[Rows from a dataset]
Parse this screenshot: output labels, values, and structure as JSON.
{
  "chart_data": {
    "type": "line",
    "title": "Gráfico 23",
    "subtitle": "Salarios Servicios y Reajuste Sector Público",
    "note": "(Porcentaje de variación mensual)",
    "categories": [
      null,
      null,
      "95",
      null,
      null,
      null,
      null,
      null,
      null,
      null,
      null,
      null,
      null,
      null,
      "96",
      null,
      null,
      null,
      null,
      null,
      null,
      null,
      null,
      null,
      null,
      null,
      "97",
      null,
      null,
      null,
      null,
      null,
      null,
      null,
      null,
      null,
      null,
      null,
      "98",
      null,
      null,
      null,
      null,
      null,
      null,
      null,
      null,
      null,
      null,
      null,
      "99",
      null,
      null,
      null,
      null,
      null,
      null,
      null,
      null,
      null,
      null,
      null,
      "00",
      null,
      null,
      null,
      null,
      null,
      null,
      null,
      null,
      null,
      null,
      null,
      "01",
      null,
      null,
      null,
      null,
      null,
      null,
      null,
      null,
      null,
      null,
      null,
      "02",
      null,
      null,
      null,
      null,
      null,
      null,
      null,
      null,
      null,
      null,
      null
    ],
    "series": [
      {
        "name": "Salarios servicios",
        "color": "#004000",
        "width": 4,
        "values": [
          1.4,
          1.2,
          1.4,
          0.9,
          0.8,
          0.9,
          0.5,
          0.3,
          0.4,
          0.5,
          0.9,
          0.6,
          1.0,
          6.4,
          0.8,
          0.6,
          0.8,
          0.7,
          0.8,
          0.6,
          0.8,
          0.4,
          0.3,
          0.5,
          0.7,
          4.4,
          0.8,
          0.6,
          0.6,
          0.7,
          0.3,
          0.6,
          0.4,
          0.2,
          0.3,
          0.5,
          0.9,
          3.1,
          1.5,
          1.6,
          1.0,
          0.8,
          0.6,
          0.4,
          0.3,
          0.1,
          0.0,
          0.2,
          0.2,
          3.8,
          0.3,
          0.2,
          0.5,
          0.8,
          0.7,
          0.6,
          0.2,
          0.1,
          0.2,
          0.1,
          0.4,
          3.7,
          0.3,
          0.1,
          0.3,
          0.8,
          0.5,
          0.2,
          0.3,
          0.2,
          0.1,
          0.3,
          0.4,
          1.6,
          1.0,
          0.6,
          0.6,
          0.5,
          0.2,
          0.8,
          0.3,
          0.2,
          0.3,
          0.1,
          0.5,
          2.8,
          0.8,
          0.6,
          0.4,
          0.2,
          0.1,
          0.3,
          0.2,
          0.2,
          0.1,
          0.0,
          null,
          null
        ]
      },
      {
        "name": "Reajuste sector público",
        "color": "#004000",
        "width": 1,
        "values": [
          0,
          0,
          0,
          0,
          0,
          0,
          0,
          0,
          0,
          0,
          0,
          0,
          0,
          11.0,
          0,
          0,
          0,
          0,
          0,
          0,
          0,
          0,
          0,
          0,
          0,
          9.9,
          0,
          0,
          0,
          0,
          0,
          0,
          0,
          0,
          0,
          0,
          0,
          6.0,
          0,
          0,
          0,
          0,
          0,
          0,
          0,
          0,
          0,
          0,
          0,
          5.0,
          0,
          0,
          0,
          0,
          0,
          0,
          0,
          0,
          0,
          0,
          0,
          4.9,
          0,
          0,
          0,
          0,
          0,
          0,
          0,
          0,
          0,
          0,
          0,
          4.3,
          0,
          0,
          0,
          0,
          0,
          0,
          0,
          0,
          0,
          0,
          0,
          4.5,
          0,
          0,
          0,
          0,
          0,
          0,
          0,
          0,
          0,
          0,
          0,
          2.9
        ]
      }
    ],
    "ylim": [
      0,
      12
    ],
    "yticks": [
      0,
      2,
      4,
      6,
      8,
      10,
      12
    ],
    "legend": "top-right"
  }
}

TASK TO CARRY OUT.
Count every line above that holds the string "Salarios" and give the total, nothing more.

RESPONSE TO THIS EXERCISE.
2